━━ DATA PROVIDED

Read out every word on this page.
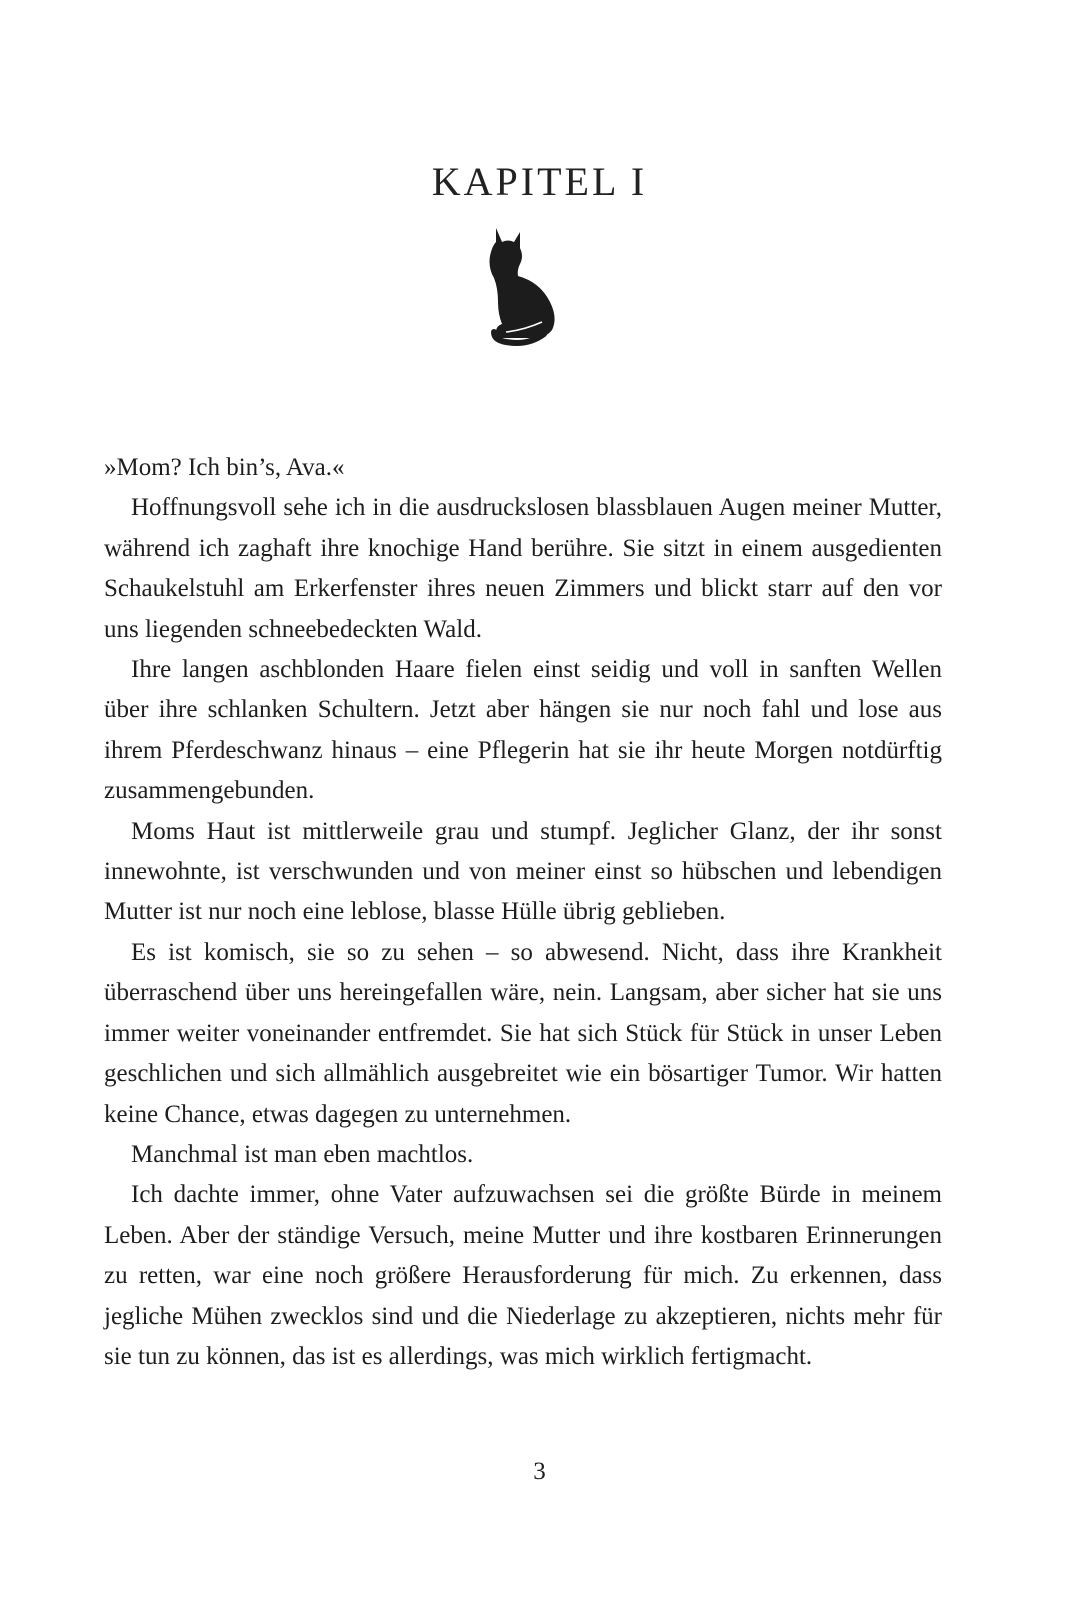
KAPITEL I

»Mom? Ich bin’s, Ava.«

Hoffnungsvoll sehe ich in die ausdruckslosen blassblauen Augen meiner Mutter, während ich zaghaft ihre knochige Hand berühre. Sie sitzt in einem ausgedienten Schaukelstuhl am Erkerfenster ihres neuen Zimmers und blickt starr auf den vor uns liegenden schneebedeckten Wald.

Ihre langen aschblonden Haare fielen einst seidig und voll in sanften Wellen über ihre schlanken Schultern. Jetzt aber hängen sie nur noch fahl und lose aus ihrem Pferdeschwanz hinaus – eine Pflegerin hat sie ihr heute Morgen notdürftig zusammengebunden.

Moms Haut ist mittlerweile grau und stumpf. Jeglicher Glanz, der ihr sonst innewohnte, ist verschwunden und von meiner einst so hübschen und lebendigen Mutter ist nur noch eine leblose, blasse Hülle übrig geblieben.

Es ist komisch, sie so zu sehen – so abwesend. Nicht, dass ihre Krankheit überraschend über uns hereingefallen wäre, nein. Langsam, aber sicher hat sie uns immer weiter voneinander entfremdet. Sie hat sich Stück für Stück in unser Leben geschlichen und sich allmählich ausgebreitet wie ein bösartiger Tumor. Wir hatten keine Chance, etwas dagegen zu unternehmen.

Manchmal ist man eben machtlos.

Ich dachte immer, ohne Vater aufzuwachsen sei die größte Bürde in meinem Leben. Aber der ständige Versuch, meine Mutter und ihre kostbaren Erinnerungen zu retten, war eine noch größere Herausforderung für mich. Zu erkennen, dass jegliche Mühen zwecklos sind und die Niederlage zu akzeptieren, nichts mehr für sie tun zu können, das ist es allerdings, was mich wirklich fertigmacht.

3
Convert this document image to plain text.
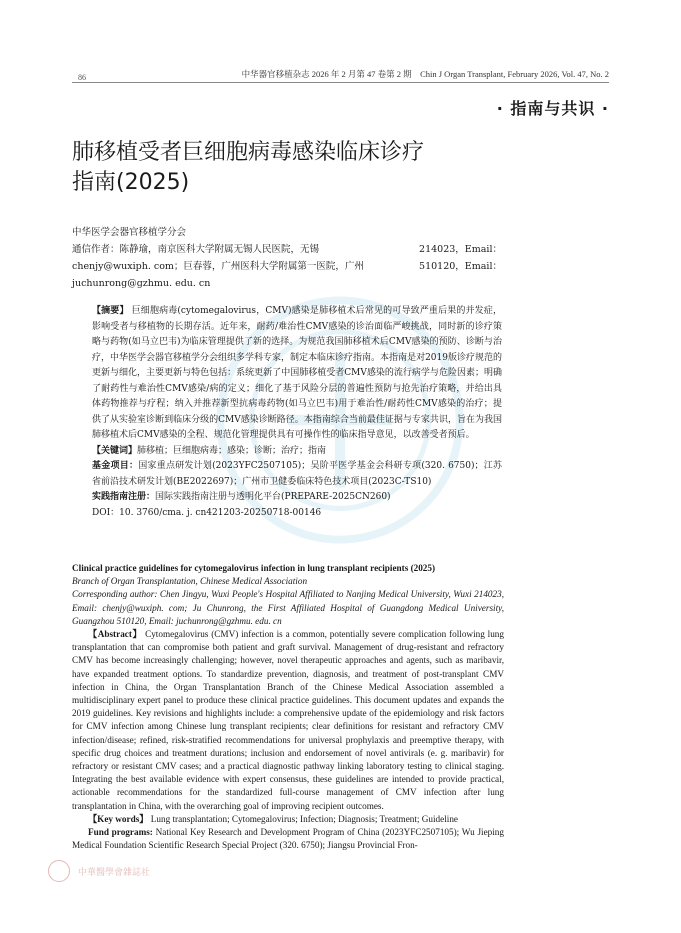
86	中华器官移植杂志 2026 年 2 月第 47 卷第 2 期　Chin J Organ Transplant, February 2026, Vol. 47, No. 2
· 指南与共识 ·
肺移植受者巨细胞病毒感染临床诊疗
指南(2025)
中华医学会器官移植学分会
通信作者：陈静瑜，南京医科大学附属无锡人民医院，无锡	214023，Email：
chenjy@wuxiph. com；巨春蓉，广州医科大学附属第一医院，广州	510120，Email：
juchunrong@gzhmu. edu. cn

【摘要】 巨细胞病毒(cytomegalovirus，CMV)感染是肺移植术后常见的可导致严重后果的并发症，影响受者与移植物的长期存活。近年来，耐药/难治性CMV感染的诊治面临严峻挑战，同时新的诊疗策略与药物(如马立巴韦)为临床管理提供了新的选择。为规范我国肺移植术后CMV感染的预防、诊断与治疗，中华医学会器官移植学分会组织多学科专家，制定本临床诊疗指南。本指南是对2019版诊疗规范的更新与细化，主要更新与特色包括：系统更新了中国肺移植受者CMV感染的流行病学与危险因素；明确了耐药性与难治性CMV感染/病的定义；细化了基于风险分层的普遍性预防与抢先治疗策略，并给出具体药物推荐与疗程；纳入并推荐新型抗病毒药物(如马立巴韦)用于难治性/耐药性CMV感染的治疗；提供了从实验室诊断到临床分级的CMV感染诊断路径。本指南综合当前最佳证据与专家共识，旨在为我国肺移植术后CMV感染的全程、规范化管理提供具有可操作性的临床指导意见，以改善受者预后。

【关键词】肺移植；巨细胞病毒；感染；诊断；治疗；指南

基金项目：国家重点研发计划(2023YFC2507105)；吴阶平医学基金会科研专项(320. 6750)；江苏省前沿技术研发计划(BE2022697)；广州市卫健委临床特色技术项目(2023C-TS10)

实践指南注册：国际实践指南注册与透明化平台(PREPARE-2025CN260)

DOI：10. 3760/cma. j. cn421203-20250718-00146

Clinical practice guidelines for cytomegalovirus infection in lung transplant recipients (2025)

Branch of Organ Transplantation, Chinese Medical Association

Corresponding author: Chen Jingyu, Wuxi People's Hospital Affiliated to Nanjing Medical University, Wuxi 214023, Email: chenjy@wuxiph. com; Ju Chunrong, the First Affiliated Hospital of Guangdong Medical University, Guangzhou 510120, Email: juchunrong@gzhmu. edu. cn

【Abstract】 Cytomegalovirus (CMV) infection is a common, potentially severe complication following lung transplantation that can compromise both patient and graft survival. Management of drug-resistant and refractory CMV has become increasingly challenging; however, novel therapeutic approaches and agents, such as maribavir, have expanded treatment options. To standardize prevention, diagnosis, and treatment of post-transplant CMV infection in China, the Organ Transplantation Branch of the Chinese Medical Association assembled a multidisciplinary expert panel to produce these clinical practice guidelines. This document updates and expands the 2019 guidelines. Key revisions and highlights include: a comprehensive update of the epidemiology and risk factors for CMV infection among Chinese lung transplant recipients; clear definitions for resistant and refractory CMV infection/disease; refined, risk-stratified recommendations for universal prophylaxis and preemptive therapy, with specific drug choices and treatment durations; inclusion and endorsement of novel antivirals (e. g. maribavir) for refractory or resistant CMV cases; and a practical diagnostic pathway linking laboratory testing to clinical staging. Integrating the best available evidence with expert consensus, these guidelines are intended to provide practical, actionable recommendations for the standardized full-course management of CMV infection after lung transplantation in China, with the overarching goal of improving recipient outcomes.

【Key words】 Lung transplantation; Cytomegalovirus; Infection; Diagnosis; Treatment; Guideline

Fund programs: National Key Research and Development Program of China (2023YFC2507105); Wu Jieping Medical Foundation Scientific Research Special Project (320. 6750); Jiangsu Provincial Fron-

中華醫學會雜誌社
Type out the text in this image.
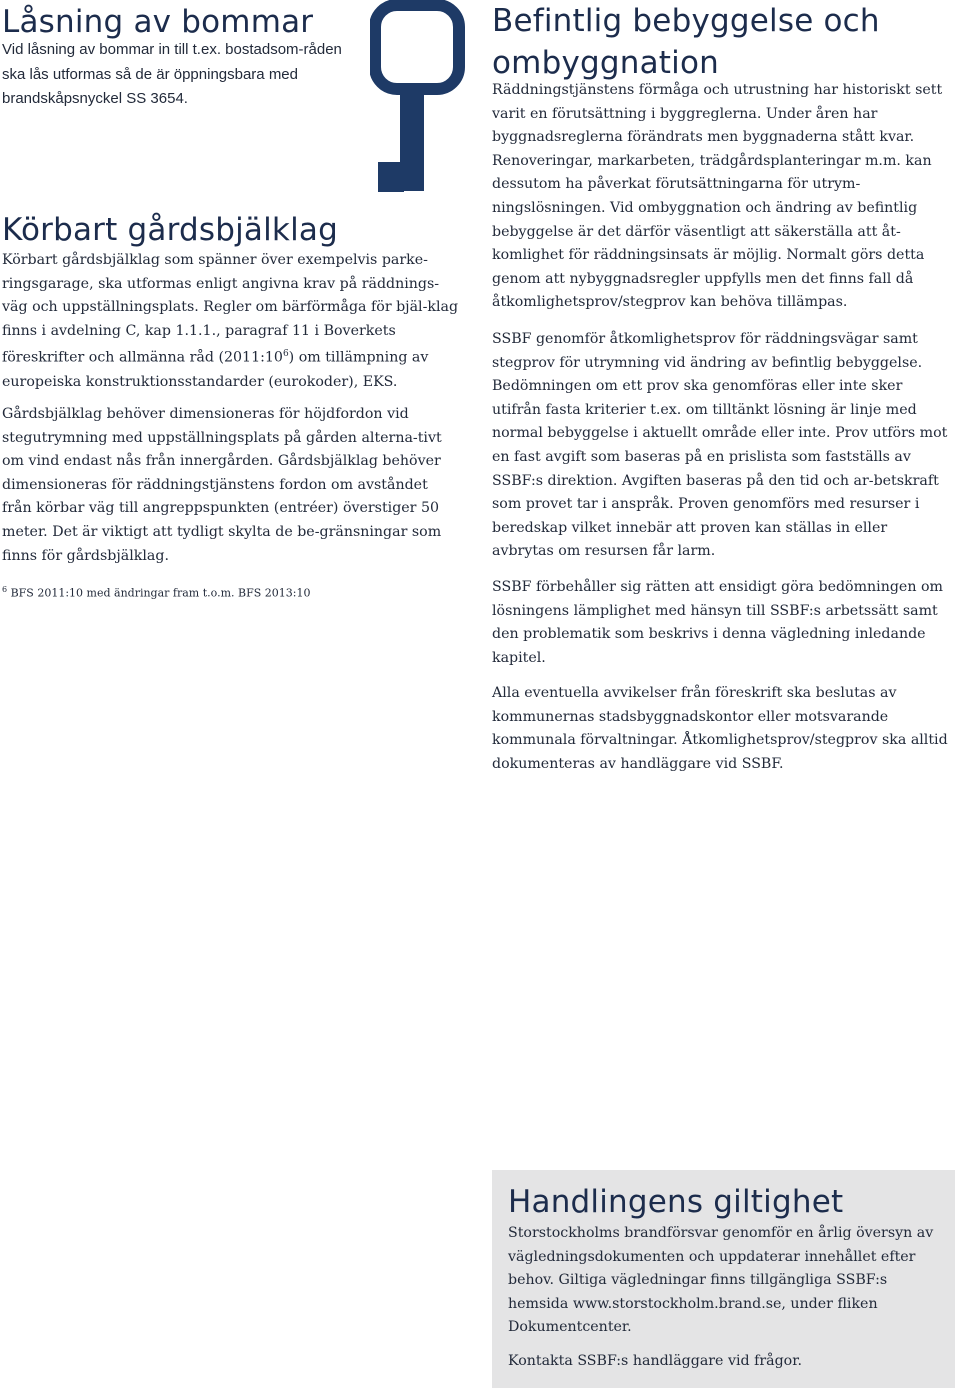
Låsning av bommar

Vid låsning av bommar in till t.ex. bostadsom-råden ska lås utformas så de är öppningsbara med brandskåpsnyckel SS 3654.

Körbart gårdsbjälklag

Körbart gårdsbjälklag som spänner över exempelvis parke-ringsgarage, ska utformas enligt angivna krav på räddnings-väg och uppställningsplats. Regler om bärförmåga för bjäl-klag finns i avdelning C, kap 1.1.1., paragraf 11 i Boverkets föreskrifter och allmänna råd $(2011:10^6)$ om tillämpning av europeiska konstruktionsstandarder (eurokoder), EKS.

Gårdsbjälklag behöver dimensioneras för höjdfordon vid stegutrymning med uppställningsplats på gården alterna-tivt om vind endast nås från innergården. Gårdsbjälklag behöver dimensioneras för räddningstjänstens fordon om avståndet från körbar väg till angreppspunkten (entréer) överstiger 50 meter. Det är viktigt att tydligt skylta de be-gränsningar som finns för gårdsbjälklag.

$^6$ BFS 2011:10 med ändringar fram t.o.m. BFS 2013:10

Befintlig bebyggelse och
ombyggnation

Räddningstjänstens förmåga och utrustning har historiskt sett varit en förutsättning i byggreglerna. Under åren har byggnadsreglerna förändrats men byggnaderna stått kvar. Renoveringar, markarbeten, trädgårdsplanteringar m.m. kan dessutom ha påverkat förutsättningarna för utrym-ningslösningen. Vid ombyggnation och ändring av befintlig bebyggelse är det därför väsentligt att säkerställa att åt-komlighet för räddningsinsats är möjlig. Normalt görs detta genom att nybyggnadsregler uppfylls men det finns fall då åtkomlighetsprov/stegprov kan behöva tillämpas.

SSBF genomför åtkomlighetsprov för räddningsvägar samt stegprov för utrymning vid ändring av befintlig bebyggelse. Bedömningen om ett prov ska genomföras eller inte sker utifrån fasta kriterier t.ex. om tilltänkt lösning är linje med normal bebyggelse i aktuellt område eller inte. Prov utförs mot en fast avgift som baseras på en prislista som fastställs av SSBF:s direktion. Avgiften baseras på den tid och ar-betskraft som provet tar i anspråk. Proven genomförs med resurser i beredskap vilket innebär att proven kan ställas in eller avbrytas om resursen får larm.

SSBF förbehåller sig rätten att ensidigt göra bedömningen om lösningens lämplighet med hänsyn till SSBF:s arbetssätt samt den problematik som beskrivs i denna vägledning inledande kapitel.

Alla eventuella avvikelser från föreskrift ska beslutas av kommunernas stadsbyggnadskontor eller motsvarande kommunala förvaltningar. Åtkomlighetsprov/stegprov ska alltid dokumenteras av handläggare vid SSBF.

Handlingens giltighet

Storstockholms brandförsvar genomför en årlig översyn av vägledningsdokumenten och uppdaterar innehållet efter behov. Giltiga vägledningar finns tillgängliga SSBF:s hemsida www.storstockholm.brand.se, under fliken Dokumentcenter.

Kontakta SSBF:s handläggare vid frågor.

━━━━

Filter the entries by the string "text" and copy each matching line.

- TASK ANSWER -
Convert this document image to plain text.
Type out the text in this image.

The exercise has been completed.